Filter the listing and keep only the lines with the word "JSON".

-- Begin Provided records --

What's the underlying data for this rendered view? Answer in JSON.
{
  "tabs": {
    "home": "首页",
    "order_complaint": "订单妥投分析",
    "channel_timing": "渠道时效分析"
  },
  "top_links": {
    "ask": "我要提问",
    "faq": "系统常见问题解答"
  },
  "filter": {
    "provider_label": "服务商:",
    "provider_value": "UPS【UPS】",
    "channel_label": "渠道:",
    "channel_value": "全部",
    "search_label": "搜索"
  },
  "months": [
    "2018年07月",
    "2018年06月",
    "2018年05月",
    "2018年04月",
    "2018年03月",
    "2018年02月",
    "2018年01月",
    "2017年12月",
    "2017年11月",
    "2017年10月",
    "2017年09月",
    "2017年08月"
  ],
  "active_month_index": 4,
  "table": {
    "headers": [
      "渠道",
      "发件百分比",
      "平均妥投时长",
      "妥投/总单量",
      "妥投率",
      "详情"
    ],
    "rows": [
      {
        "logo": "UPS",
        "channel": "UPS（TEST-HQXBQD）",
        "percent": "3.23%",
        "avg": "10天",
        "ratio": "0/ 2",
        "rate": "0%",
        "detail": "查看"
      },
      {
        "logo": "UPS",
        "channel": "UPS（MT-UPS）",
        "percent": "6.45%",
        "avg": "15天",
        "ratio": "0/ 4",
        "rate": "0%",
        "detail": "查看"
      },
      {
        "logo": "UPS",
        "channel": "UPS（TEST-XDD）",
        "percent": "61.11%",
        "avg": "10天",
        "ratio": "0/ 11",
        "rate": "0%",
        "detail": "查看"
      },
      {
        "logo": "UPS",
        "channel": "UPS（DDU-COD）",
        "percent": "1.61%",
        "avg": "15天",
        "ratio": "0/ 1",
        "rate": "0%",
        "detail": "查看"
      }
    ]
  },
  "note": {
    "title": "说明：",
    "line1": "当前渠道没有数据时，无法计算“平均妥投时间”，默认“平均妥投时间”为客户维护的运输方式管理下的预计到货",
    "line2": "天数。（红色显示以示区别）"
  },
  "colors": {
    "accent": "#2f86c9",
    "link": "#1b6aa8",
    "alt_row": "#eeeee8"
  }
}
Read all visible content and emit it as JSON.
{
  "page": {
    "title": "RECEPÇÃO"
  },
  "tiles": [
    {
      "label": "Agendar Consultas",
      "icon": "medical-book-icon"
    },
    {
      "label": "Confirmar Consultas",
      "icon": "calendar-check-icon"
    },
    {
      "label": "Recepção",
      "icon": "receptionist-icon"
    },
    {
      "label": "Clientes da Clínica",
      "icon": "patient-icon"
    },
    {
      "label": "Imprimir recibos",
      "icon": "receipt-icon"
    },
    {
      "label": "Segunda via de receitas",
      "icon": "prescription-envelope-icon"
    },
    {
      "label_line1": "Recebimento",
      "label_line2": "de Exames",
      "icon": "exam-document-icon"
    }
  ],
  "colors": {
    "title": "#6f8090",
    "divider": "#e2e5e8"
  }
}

-- End Provided records --

• **Reply to the task**
What's the underlying data for this rendered view? Answer in JSON.
Read all visible content and emit it as JSON.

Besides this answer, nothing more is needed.